Collected data entries:

..............................

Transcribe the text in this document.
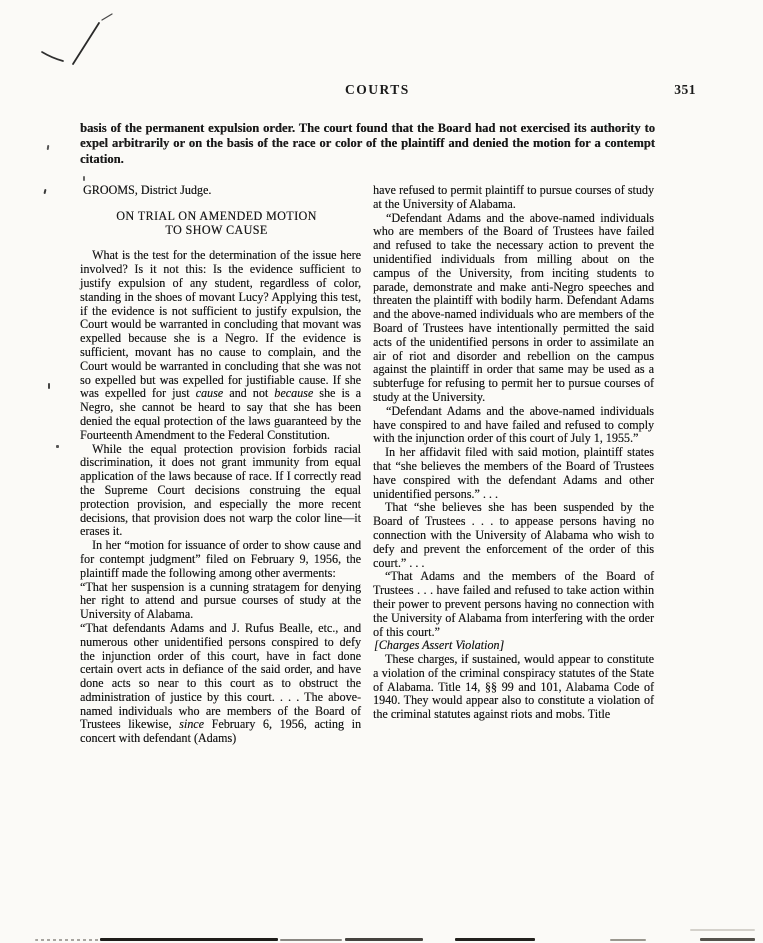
COURTS	351
basis of the permanent expulsion order. The court found that the Board had not exercised its authority to expel arbitrarily or on the basis of the race or color of the plaintiff and denied the motion for a contempt citation.

GROOMS, District Judge.

ON TRIAL ON AMENDED MOTION
TO SHOW CAUSE

What is the test for the determination of the issue here involved? Is it not this: Is the evidence sufficient to justify expulsion of any student, regardless of color, standing in the shoes of movant Lucy? Applying this test, if the evidence is not sufficient to justify expulsion, the Court would be warranted in concluding that movant was expelled because she is a Negro. If the evidence is sufficient, movant has no cause to complain, and the Court would be warranted in concluding that she was not so expelled but was expelled for justifiable cause. If she was expelled for just cause and not because she is a Negro, she cannot be heard to say that she has been denied the equal protection of the laws guaranteed by the Fourteenth Amendment to the Federal Constitution.

While the equal protection provision forbids racial discrimination, it does not grant immunity from equal application of the laws because of race. If I correctly read the Supreme Court decisions construing the equal protection provision, and especially the more recent decisions, that provision does not warp the color line—it erases it.

In her “motion for issuance of order to show cause and for contempt judgment” filed on February 9, 1956, the plaintiff made the following among other averments:

“That her suspension is a cunning stratagem for denying her right to attend and pursue courses of study at the University of Alabama.

“That defendants Adams and J. Rufus Bealle, etc., and numerous other unidentified persons conspired to defy the injunction order of this court, have in fact done certain overt acts in defiance of the said order, and have done acts so near to this court as to obstruct the administration of justice by this court. . . . The above-named individuals who are members of the Board of Trustees likewise, since February 6, 1956, acting in concert with defendant (Adams)

have refused to permit plaintiff to pursue courses of study at the University of Alabama.

“Defendant Adams and the above-named individuals who are members of the Board of Trustees have failed and refused to take the necessary action to prevent the unidentified individuals from milling about on the campus of the University, from inciting students to parade, demonstrate and make anti-Negro speeches and threaten the plaintiff with bodily harm. Defendant Adams and the above-named individuals who are members of the Board of Trustees have intentionally permitted the said acts of the unidentified persons in order to assimilate an air of riot and disorder and rebellion on the campus against the plaintiff in order that same may be used as a subterfuge for refusing to permit her to pursue courses of study at the University.

“Defendant Adams and the above-named individuals have conspired to and have failed and refused to comply with the injunction order of this court of July 1, 1955.”

In her affidavit filed with said motion, plaintiff states that “she believes the members of the Board of Trustees have conspired with the defendant Adams and other unidentified persons.” . . .

That “she believes she has been suspended by the Board of Trustees . . . to appease persons having no connection with the University of Alabama who wish to defy and prevent the enforcement of the order of this court.” . . .

“That Adams and the members of the Board of Trustees . . . have failed and refused to take action within their power to prevent persons having no connection with the University of Alabama from interfering with the order of this court.”

[Charges Assert Violation]

These charges, if sustained, would appear to constitute a violation of the criminal conspiracy statutes of the State of Alabama. Title 14, §§ 99 and 101, Alabama Code of 1940. They would appear also to constitute a violation of the criminal statutes against riots and mobs. Title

..............................

SET EXERCISE. Quote every record above exactly, leaving out any pictures.

TASK SOLUTION.
Transcribe the text in this document.
COURTS	351
basis of the permanent expulsion order. The court found that the Board had not exercised its authority to expel arbitrarily or on the basis of the race or color of the plaintiff and denied the motion for a contempt citation.

GROOMS, District Judge.

ON TRIAL ON AMENDED MOTION
TO SHOW CAUSE

What is the test for the determination of the issue here involved? Is it not this: Is the evidence sufficient to justify expulsion of any student, regardless of color, standing in the shoes of movant Lucy? Applying this test, if the evidence is not sufficient to justify expulsion, the Court would be warranted in concluding that movant was expelled because she is a Negro. If the evidence is sufficient, movant has no cause to complain, and the Court would be warranted in concluding that she was not so expelled but was expelled for justifiable cause. If she was expelled for just cause and not because she is a Negro, she cannot be heard to say that she has been denied the equal protection of the laws guaranteed by the Fourteenth Amendment to the Federal Constitution.

While the equal protection provision forbids racial discrimination, it does not grant immunity from equal application of the laws because of race. If I correctly read the Supreme Court decisions construing the equal protection provision, and especially the more recent decisions, that provision does not warp the color line—it erases it.

In her “motion for issuance of order to show cause and for contempt judgment” filed on February 9, 1956, the plaintiff made the following among other averments:

“That her suspension is a cunning stratagem for denying her right to attend and pursue courses of study at the University of Alabama.

“That defendants Adams and J. Rufus Bealle, etc., and numerous other unidentified persons conspired to defy the injunction order of this court, have in fact done certain overt acts in defiance of the said order, and have done acts so near to this court as to obstruct the administration of justice by this court. . . . The above-named individuals who are members of the Board of Trustees likewise, since February 6, 1956, acting in concert with defendant (Adams)

have refused to permit plaintiff to pursue courses of study at the University of Alabama.

“Defendant Adams and the above-named individuals who are members of the Board of Trustees have failed and refused to take the necessary action to prevent the unidentified individuals from milling about on the campus of the University, from inciting students to parade, demonstrate and make anti-Negro speeches and threaten the plaintiff with bodily harm. Defendant Adams and the above-named individuals who are members of the Board of Trustees have intentionally permitted the said acts of the unidentified persons in order to assimilate an air of riot and disorder and rebellion on the campus against the plaintiff in order that same may be used as a subterfuge for refusing to permit her to pursue courses of study at the University.

“Defendant Adams and the above-named individuals have conspired to and have failed and refused to comply with the injunction order of this court of July 1, 1955.”

In her affidavit filed with said motion, plaintiff states that “she believes the members of the Board of Trustees have conspired with the defendant Adams and other unidentified persons.” . . .

That “she believes she has been suspended by the Board of Trustees . . . to appease persons having no connection with the University of Alabama who wish to defy and prevent the enforcement of the order of this court.” . . .

“That Adams and the members of the Board of Trustees . . . have failed and refused to take action within their power to prevent persons having no connection with the University of Alabama from interfering with the order of this court.”

[Charges Assert Violation]

These charges, if sustained, would appear to constitute a violation of the criminal conspiracy statutes of the State of Alabama. Title 14, §§ 99 and 101, Alabama Code of 1940. They would appear also to constitute a violation of the criminal statutes against riots and mobs. Title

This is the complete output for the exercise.